— Work to be completed —
Duplicate every line of the source data from the start through the line containing "method-select[interactable]: 전체: [906, 394, 930, 429]", both ends included.
-- Begin Records supplied --
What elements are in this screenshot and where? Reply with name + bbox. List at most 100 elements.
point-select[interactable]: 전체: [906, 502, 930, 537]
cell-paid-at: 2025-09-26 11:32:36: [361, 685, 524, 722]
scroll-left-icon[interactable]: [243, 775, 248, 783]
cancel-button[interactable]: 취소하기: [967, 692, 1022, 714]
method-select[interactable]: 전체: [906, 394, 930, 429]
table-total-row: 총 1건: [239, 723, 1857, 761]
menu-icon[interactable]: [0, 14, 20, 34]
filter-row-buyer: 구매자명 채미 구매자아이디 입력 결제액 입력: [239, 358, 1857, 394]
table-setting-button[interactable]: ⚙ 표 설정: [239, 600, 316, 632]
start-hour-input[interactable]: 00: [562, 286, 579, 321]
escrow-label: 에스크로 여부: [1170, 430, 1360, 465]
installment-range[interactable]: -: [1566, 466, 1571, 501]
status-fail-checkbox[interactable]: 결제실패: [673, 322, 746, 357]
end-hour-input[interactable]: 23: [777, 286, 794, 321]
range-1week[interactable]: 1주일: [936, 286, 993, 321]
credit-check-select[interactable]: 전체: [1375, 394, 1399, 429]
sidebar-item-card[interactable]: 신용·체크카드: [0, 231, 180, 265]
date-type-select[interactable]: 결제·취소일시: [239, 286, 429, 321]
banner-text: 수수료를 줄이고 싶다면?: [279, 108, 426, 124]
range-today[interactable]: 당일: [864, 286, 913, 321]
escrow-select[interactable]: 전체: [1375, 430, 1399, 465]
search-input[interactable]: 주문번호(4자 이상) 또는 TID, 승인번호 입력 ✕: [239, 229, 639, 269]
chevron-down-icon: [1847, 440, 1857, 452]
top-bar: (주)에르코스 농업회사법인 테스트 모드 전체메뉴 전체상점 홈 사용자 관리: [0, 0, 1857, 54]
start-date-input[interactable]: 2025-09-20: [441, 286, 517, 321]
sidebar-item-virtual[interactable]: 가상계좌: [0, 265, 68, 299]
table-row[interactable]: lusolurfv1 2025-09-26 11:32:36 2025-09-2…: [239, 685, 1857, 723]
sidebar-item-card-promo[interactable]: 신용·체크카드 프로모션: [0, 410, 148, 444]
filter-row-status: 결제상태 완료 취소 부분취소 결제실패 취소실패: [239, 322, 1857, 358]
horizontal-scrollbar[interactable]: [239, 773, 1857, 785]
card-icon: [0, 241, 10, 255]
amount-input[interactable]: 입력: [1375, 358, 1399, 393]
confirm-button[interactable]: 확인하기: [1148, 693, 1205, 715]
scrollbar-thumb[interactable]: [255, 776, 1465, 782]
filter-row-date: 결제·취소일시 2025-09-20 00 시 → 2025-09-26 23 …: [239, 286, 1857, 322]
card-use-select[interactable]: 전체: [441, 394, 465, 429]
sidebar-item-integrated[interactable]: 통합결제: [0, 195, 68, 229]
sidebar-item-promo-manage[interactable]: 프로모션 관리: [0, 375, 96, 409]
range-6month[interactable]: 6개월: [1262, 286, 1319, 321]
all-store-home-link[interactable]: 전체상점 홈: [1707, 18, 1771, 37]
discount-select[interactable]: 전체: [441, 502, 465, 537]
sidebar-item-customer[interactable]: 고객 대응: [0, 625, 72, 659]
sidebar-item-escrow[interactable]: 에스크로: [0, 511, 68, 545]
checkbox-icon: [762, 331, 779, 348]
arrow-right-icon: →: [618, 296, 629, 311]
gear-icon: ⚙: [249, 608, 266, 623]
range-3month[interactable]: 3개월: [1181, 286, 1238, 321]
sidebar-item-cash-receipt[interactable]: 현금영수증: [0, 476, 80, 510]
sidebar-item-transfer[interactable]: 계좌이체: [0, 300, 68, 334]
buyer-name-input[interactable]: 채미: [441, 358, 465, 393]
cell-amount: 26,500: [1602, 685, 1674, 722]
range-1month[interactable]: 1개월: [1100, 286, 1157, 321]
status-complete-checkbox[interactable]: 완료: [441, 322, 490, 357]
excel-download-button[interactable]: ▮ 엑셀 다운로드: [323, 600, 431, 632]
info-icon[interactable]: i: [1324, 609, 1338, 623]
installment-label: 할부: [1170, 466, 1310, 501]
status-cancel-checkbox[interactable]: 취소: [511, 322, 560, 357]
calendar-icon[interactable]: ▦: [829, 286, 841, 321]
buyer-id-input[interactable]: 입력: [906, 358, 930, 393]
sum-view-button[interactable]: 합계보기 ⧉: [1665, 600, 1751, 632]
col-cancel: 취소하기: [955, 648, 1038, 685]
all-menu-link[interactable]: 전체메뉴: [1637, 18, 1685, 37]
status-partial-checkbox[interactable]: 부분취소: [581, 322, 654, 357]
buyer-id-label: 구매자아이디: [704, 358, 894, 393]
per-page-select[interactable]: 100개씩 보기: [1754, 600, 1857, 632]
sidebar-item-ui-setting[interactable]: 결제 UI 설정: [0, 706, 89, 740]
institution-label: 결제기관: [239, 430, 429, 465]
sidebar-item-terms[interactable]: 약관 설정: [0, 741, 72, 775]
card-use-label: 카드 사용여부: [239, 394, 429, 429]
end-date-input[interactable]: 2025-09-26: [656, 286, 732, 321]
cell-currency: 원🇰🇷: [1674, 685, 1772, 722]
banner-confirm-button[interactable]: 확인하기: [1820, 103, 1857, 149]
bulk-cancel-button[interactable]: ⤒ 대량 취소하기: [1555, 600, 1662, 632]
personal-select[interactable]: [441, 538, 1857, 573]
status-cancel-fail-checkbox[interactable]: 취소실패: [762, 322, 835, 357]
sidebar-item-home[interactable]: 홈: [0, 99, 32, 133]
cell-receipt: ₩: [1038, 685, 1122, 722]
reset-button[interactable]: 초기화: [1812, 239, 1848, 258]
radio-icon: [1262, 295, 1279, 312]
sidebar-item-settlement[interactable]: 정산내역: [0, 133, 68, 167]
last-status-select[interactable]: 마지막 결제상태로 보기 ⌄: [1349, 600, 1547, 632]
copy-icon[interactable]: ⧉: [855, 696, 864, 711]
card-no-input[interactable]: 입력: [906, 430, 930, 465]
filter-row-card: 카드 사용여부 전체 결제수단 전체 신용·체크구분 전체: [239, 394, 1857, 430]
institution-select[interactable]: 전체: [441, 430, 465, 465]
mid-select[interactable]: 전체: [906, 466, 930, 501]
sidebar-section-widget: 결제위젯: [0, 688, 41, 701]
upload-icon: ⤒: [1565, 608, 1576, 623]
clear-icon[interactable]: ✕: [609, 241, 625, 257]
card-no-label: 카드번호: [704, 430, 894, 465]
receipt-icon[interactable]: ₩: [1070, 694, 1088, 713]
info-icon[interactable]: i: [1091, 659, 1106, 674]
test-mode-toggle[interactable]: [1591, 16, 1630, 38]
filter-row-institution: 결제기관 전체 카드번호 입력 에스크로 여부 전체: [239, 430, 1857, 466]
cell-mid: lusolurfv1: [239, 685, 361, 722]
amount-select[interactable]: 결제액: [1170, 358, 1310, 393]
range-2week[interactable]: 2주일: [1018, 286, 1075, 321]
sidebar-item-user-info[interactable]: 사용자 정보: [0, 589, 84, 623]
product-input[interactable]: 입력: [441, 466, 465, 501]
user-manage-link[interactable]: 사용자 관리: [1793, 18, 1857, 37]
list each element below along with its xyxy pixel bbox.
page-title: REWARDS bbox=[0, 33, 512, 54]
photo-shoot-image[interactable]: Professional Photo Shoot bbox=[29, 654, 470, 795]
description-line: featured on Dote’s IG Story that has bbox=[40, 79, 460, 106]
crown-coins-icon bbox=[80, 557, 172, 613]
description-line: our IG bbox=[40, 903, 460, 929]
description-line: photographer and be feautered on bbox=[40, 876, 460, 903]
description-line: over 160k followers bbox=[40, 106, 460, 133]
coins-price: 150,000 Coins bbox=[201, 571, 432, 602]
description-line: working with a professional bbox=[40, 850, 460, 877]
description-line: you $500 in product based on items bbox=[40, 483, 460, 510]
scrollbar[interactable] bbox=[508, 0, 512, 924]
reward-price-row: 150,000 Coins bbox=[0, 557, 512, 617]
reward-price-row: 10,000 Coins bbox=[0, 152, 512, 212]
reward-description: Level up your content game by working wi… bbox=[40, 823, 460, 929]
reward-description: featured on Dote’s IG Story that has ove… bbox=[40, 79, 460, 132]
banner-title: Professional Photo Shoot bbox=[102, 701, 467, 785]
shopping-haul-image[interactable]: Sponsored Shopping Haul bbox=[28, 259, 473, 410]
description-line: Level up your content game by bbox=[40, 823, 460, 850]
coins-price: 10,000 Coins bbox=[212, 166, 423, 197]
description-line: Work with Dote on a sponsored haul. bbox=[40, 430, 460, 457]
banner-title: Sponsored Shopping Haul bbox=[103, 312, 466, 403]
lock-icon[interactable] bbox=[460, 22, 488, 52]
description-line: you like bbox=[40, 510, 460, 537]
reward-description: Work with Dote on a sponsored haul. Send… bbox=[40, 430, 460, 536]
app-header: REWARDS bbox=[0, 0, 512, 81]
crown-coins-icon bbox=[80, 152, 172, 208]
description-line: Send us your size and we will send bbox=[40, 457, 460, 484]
-- End Records supplied --
— The result —
What elements are in this screenshot and where? Reply with name + bbox. List at most 100 elements.
point-select[interactable]: 전체: [906, 502, 930, 537]
cell-paid-at: 2025-09-26 11:32:36: [361, 685, 524, 722]
scroll-left-icon[interactable]: [243, 775, 248, 783]
cancel-button[interactable]: 취소하기: [967, 692, 1022, 714]
method-select[interactable]: 전체: [906, 394, 930, 429]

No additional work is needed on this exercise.